[REQUEST] Go through the entries below and copy each line containing the word "региона".

[AVAILABLE RECORDS]
## start
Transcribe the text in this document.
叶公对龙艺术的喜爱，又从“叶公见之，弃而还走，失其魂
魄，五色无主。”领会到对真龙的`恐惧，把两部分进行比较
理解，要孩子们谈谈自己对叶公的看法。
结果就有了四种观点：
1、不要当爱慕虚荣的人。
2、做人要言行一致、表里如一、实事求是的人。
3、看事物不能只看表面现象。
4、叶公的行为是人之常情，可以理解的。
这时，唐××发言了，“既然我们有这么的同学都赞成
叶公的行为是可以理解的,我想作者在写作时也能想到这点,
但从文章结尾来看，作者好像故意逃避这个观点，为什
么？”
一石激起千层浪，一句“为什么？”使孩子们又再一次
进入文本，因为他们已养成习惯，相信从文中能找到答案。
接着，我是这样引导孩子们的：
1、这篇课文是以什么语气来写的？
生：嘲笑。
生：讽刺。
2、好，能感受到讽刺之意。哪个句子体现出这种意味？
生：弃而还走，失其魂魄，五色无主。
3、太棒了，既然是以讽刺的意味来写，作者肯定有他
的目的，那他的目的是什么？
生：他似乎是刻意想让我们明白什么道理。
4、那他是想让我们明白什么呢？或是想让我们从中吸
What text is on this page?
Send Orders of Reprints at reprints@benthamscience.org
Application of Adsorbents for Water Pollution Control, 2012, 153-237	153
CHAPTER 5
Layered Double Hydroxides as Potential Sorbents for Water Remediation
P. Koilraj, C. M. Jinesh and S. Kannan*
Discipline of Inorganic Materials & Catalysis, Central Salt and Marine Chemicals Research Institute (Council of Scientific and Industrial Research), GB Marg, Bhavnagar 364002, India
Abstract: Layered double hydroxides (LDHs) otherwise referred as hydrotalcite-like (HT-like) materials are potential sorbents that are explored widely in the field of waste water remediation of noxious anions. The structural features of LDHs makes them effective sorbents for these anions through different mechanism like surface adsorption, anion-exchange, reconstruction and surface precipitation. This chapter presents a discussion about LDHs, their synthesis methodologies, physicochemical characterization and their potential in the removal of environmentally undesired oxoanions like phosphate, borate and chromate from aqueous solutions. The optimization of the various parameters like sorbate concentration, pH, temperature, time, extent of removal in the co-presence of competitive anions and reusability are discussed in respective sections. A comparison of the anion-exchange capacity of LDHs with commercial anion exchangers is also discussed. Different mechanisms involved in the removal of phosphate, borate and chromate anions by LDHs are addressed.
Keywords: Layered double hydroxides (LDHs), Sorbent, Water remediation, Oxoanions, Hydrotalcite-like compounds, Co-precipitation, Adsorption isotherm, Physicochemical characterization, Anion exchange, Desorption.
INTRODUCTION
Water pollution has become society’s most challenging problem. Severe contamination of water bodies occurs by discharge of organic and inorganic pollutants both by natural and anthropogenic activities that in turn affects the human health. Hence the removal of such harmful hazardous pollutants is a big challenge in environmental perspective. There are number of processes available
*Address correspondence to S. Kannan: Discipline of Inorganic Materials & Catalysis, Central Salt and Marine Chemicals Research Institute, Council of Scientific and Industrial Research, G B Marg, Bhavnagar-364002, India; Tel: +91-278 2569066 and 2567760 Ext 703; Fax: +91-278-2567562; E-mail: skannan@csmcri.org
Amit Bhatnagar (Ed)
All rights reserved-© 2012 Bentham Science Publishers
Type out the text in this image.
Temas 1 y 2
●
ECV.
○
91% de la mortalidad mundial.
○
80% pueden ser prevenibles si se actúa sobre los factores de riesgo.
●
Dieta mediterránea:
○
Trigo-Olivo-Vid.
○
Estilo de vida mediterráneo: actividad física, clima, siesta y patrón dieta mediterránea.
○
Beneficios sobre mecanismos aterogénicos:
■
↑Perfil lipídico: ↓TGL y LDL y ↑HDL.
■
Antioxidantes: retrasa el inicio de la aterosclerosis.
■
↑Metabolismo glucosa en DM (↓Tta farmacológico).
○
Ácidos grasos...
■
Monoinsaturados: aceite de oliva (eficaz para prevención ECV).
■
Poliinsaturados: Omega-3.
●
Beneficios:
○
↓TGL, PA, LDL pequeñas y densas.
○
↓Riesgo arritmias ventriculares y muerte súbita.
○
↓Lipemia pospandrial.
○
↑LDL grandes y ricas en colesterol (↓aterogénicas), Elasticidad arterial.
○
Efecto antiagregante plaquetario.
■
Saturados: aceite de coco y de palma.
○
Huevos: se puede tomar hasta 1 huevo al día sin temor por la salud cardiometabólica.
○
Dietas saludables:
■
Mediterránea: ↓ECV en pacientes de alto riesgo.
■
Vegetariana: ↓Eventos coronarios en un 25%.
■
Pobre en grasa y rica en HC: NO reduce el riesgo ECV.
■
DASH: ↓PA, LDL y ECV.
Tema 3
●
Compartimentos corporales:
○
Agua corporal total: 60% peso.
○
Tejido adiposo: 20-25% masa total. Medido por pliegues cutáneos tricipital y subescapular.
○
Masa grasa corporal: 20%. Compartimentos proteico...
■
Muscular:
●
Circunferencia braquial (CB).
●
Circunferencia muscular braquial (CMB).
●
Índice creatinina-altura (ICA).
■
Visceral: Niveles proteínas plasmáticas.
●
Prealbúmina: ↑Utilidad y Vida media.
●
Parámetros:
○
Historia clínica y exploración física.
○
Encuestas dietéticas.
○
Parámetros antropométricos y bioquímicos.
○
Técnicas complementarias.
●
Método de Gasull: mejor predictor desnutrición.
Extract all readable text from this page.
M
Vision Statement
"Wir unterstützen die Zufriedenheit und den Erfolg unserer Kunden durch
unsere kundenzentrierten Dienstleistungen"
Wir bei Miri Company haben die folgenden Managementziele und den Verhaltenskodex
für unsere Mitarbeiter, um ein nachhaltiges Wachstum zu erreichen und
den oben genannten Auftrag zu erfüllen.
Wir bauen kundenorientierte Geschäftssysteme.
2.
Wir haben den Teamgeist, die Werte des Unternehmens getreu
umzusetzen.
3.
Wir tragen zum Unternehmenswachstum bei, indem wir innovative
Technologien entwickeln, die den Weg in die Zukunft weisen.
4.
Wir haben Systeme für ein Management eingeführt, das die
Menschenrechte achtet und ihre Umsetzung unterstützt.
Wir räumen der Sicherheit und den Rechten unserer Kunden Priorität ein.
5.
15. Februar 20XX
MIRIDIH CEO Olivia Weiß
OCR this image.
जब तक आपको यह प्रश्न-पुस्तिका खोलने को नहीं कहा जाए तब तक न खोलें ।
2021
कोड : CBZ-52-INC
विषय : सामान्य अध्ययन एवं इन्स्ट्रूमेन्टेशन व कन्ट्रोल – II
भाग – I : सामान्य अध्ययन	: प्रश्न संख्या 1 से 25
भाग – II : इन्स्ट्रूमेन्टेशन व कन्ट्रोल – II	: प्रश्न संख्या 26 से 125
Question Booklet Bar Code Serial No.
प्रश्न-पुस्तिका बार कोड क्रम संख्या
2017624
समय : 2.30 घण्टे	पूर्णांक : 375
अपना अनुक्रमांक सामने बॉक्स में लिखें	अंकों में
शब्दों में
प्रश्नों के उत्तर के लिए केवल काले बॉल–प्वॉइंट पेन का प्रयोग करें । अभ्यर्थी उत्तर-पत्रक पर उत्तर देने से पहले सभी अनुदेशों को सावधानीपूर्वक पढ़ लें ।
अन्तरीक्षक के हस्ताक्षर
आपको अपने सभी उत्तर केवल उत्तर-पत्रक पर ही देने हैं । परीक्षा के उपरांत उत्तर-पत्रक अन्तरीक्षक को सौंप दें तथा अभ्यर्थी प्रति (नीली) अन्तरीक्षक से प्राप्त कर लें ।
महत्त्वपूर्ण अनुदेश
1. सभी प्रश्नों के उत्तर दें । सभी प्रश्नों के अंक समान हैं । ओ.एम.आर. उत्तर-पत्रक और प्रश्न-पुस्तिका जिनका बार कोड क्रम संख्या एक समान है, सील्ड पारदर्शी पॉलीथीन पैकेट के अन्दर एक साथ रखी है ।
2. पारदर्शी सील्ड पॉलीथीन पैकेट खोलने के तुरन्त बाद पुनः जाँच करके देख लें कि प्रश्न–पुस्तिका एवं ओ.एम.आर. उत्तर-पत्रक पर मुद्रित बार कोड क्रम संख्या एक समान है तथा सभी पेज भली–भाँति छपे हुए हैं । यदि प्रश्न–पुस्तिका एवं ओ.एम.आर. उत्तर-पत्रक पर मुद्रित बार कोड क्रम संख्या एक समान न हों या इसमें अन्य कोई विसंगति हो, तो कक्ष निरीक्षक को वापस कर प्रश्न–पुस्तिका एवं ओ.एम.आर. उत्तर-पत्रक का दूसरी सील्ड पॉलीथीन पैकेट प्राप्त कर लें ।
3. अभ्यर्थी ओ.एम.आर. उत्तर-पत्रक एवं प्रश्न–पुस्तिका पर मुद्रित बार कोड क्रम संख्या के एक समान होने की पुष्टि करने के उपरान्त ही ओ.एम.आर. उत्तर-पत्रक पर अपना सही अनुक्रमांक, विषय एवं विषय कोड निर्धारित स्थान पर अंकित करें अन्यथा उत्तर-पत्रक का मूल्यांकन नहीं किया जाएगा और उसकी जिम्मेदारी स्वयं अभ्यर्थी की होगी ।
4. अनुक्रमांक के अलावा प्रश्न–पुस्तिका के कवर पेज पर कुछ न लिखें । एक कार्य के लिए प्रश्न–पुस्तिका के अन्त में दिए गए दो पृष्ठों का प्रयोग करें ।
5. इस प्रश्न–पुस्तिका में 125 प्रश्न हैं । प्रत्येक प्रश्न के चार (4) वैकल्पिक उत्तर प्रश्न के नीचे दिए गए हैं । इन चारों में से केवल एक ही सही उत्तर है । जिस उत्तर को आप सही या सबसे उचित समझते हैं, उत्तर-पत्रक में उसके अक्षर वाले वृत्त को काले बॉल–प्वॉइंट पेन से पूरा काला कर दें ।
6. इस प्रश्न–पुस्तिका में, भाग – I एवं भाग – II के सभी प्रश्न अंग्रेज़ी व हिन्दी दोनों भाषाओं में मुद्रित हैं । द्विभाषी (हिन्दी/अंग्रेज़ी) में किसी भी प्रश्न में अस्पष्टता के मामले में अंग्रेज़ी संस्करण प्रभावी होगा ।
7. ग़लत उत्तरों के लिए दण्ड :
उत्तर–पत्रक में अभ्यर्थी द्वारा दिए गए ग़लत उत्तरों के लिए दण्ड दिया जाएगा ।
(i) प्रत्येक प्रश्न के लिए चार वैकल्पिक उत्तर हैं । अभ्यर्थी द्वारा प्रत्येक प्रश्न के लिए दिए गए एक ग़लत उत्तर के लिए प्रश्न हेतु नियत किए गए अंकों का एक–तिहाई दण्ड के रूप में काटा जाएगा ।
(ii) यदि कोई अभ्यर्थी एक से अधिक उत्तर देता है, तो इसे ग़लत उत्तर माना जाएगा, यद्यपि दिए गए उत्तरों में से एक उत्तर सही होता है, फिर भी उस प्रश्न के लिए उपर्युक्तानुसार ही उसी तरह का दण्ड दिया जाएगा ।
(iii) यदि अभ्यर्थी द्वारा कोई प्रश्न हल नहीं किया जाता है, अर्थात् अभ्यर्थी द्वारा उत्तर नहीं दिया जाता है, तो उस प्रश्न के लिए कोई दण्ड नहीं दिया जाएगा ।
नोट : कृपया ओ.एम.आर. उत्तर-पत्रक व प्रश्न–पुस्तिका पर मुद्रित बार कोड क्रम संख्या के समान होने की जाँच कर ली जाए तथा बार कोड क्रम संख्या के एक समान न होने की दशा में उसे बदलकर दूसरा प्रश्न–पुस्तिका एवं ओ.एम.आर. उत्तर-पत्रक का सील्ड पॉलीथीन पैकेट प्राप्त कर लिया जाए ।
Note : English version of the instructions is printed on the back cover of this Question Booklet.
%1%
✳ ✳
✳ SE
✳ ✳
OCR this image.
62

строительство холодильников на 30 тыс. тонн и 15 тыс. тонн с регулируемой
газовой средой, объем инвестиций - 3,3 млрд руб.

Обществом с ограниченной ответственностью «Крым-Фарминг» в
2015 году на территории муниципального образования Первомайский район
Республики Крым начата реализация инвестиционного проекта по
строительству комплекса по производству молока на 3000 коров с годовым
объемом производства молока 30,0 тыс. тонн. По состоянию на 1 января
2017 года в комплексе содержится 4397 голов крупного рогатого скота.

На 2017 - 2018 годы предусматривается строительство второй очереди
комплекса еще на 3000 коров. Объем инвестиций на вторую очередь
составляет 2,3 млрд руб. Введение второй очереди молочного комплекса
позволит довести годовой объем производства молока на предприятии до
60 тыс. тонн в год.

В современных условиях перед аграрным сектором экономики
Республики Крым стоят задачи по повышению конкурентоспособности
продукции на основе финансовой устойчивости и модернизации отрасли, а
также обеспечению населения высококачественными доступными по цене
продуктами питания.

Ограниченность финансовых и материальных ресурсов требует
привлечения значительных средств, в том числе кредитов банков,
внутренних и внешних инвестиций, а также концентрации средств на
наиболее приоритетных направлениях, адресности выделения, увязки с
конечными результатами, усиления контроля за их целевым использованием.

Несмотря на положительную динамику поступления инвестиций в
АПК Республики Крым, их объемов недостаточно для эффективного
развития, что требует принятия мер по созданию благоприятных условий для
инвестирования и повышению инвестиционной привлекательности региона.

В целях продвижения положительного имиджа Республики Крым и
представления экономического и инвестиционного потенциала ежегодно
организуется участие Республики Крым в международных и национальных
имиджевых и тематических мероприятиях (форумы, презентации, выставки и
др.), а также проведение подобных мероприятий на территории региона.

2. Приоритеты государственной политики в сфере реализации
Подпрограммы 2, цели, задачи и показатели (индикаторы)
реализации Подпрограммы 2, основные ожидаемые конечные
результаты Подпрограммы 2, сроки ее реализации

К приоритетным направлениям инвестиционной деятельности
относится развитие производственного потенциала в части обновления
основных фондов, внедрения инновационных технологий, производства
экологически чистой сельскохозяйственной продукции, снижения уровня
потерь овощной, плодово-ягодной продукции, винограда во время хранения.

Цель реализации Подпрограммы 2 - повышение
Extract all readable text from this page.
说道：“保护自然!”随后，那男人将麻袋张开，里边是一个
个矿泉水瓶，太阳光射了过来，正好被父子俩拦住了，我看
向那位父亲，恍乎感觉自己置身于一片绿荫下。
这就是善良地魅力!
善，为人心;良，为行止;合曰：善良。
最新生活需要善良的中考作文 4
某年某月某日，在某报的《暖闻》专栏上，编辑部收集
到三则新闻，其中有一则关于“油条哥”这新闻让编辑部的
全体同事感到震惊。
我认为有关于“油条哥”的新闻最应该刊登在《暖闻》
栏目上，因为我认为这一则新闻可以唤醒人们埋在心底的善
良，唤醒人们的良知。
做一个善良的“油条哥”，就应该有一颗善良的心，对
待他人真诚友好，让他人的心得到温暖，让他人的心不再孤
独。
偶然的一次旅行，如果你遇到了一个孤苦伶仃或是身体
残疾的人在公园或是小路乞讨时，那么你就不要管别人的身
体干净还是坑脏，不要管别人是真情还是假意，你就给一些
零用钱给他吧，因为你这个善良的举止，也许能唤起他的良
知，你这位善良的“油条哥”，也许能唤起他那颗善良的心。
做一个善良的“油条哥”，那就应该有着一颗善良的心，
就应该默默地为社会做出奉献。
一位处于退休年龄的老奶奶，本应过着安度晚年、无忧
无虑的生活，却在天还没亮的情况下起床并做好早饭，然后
## end
[WRITTEN RESPONSE]
инвестирования и повышению инвестиционной привлекательности региона.
др.), а также проведение подобных мероприятий на территории региона.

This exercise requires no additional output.